* ITEMS:
begin

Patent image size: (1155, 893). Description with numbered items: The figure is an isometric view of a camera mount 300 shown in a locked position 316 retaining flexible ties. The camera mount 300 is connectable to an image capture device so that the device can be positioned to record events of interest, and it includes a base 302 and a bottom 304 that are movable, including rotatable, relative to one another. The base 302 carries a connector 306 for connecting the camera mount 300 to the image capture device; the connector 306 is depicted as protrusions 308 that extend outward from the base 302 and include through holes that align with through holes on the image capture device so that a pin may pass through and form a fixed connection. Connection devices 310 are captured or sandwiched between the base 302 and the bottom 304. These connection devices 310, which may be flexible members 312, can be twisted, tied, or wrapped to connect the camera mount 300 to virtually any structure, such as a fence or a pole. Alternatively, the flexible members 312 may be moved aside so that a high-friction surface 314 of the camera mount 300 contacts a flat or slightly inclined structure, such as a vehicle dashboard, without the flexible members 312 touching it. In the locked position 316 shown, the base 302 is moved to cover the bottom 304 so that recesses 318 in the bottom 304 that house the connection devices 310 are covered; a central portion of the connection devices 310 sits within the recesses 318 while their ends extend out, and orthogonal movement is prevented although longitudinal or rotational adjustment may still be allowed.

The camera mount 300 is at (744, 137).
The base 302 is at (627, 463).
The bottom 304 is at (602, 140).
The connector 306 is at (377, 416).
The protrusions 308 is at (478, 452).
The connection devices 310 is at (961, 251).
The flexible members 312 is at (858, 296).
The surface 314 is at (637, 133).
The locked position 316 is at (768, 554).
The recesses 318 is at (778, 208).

end

* WORK TO BE COMPLETED: Reproduce every line of the data above without any changes.

* RESULT OF THE TASK:
Patent image size: (1155, 893). Description with numbered items: The figure is an isometric view of a camera mount 300 shown in a locked position 316 retaining flexible ties. The camera mount 300 is connectable to an image capture device so that the device can be positioned to record events of interest, and it includes a base 302 and a bottom 304 that are movable, including rotatable, relative to one another. The base 302 carries a connector 306 for connecting the camera mount 300 to the image capture device; the connector 306 is depicted as protrusions 308 that extend outward from the base 302 and include through holes that align with through holes on the image capture device so that a pin may pass through and form a fixed connection. Connection devices 310 are captured or sandwiched between the base 302 and the bottom 304. These connection devices 310, which may be flexible members 312, can be twisted, tied, or wrapped to connect the camera mount 300 to virtually any structure, such as a fence or a pole. Alternatively, the flexible members 312 may be moved aside so that a high-friction surface 314 of the camera mount 300 contacts a flat or slightly inclined structure, such as a vehicle dashboard, without the flexible members 312 touching it. In the locked position 316 shown, the base 302 is moved to cover the bottom 304 so that recesses 318 in the bottom 304 that house the connection devices 310 are covered; a central portion of the connection devices 310 sits within the recesses 318 while their ends extend out, and orthogonal movement is prevented although longitudinal or rotational adjustment may still be allowed.

The camera mount 300 is at (744, 137).
The base 302 is at (627, 463).
The bottom 304 is at (602, 140).
The connector 306 is at (377, 416).
The protrusions 308 is at (478, 452).
The connection devices 310 is at (961, 251).
The flexible members 312 is at (858, 296).
The surface 314 is at (637, 133).
The locked position 316 is at (768, 554).
The recesses 318 is at (778, 208).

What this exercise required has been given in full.